Copy out every line exactly, passing over the pictures.

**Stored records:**
○ ○ ○ ○ ○ ○ ○

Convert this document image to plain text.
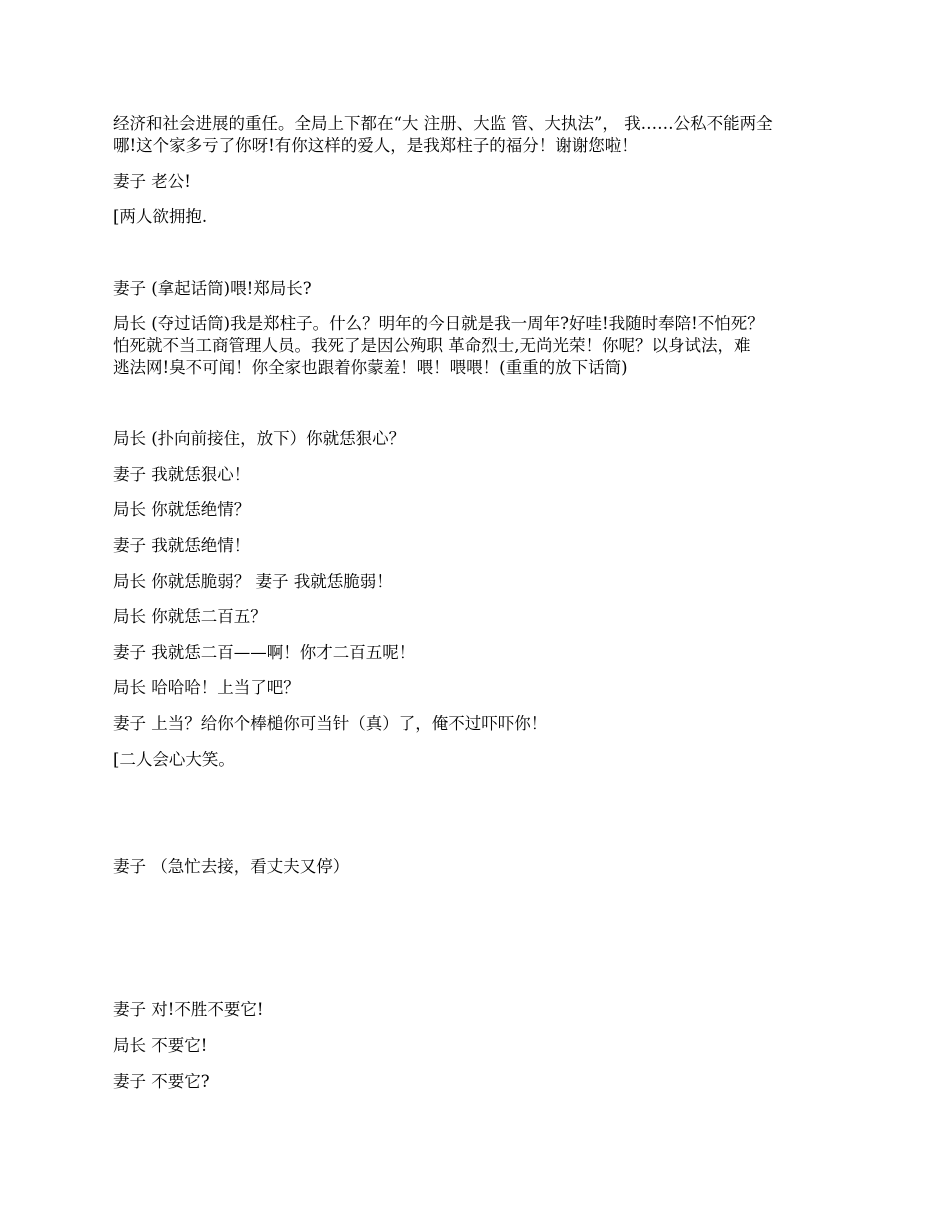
经济和社会进展的重任。全局上下都在“大 注册、大监 管、大执法”， 我……公私不能两全
哪!这个家多亏了你呀!有你这样的爱人，是我郑柱子的福分！谢谢您啦！
妻子 老公!
[两人欲拥抱.
妻子 (拿起话筒)喂!郑局长?
局长 (夺过话筒)我是郑柱子。什么？明年的今日就是我一周年?好哇!我随时奉陪!不怕死？
怕死就不当工商管理人员。我死了是因公殉职 革命烈士,无尚光荣！你呢？以身试法，难
逃法网!臭不可闻！你全家也跟着你蒙羞！喂！喂喂！(重重的放下话筒)
局长 (扑向前接住，放下）你就恁狠心？
妻子 我就恁狠心！
局长 你就恁绝情？
妻子 我就恁绝情！
局长 你就恁脆弱？ 妻子 我就恁脆弱！
局长 你就恁二百五？
妻子 我就恁二百——啊！你才二百五呢！
局长 哈哈哈！上当了吧？
妻子 上当？给你个棒槌你可当针（真）了，俺不过吓吓你！
[二人会心大笑。
妻子 （急忙去接，看丈夫又停）
妻子 对!不胜不要它!
局长 不要它!
妻子 不要它?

○ ○ ○ ○ ○ ○ ○

**Output for this exercise:**
Convert this document image to plain text.
经济和社会进展的重任。全局上下都在“大 注册、大监 管、大执法”， 我……公私不能两全
哪!这个家多亏了你呀!有你这样的爱人，是我郑柱子的福分！谢谢您啦！
妻子 老公!
[两人欲拥抱.
妻子 (拿起话筒)喂!郑局长?
局长 (夺过话筒)我是郑柱子。什么？明年的今日就是我一周年?好哇!我随时奉陪!不怕死？
怕死就不当工商管理人员。我死了是因公殉职 革命烈士,无尚光荣！你呢？以身试法，难
逃法网!臭不可闻！你全家也跟着你蒙羞！喂！喂喂！(重重的放下话筒)
局长 (扑向前接住，放下）你就恁狠心？
妻子 我就恁狠心！
局长 你就恁绝情？
妻子 我就恁绝情！
局长 你就恁脆弱？ 妻子 我就恁脆弱！
局长 你就恁二百五？
妻子 我就恁二百——啊！你才二百五呢！
局长 哈哈哈！上当了吧？
妻子 上当？给你个棒槌你可当针（真）了，俺不过吓吓你！
[二人会心大笑。
妻子 （急忙去接，看丈夫又停）
妻子 对!不胜不要它!
局长 不要它!
妻子 不要它?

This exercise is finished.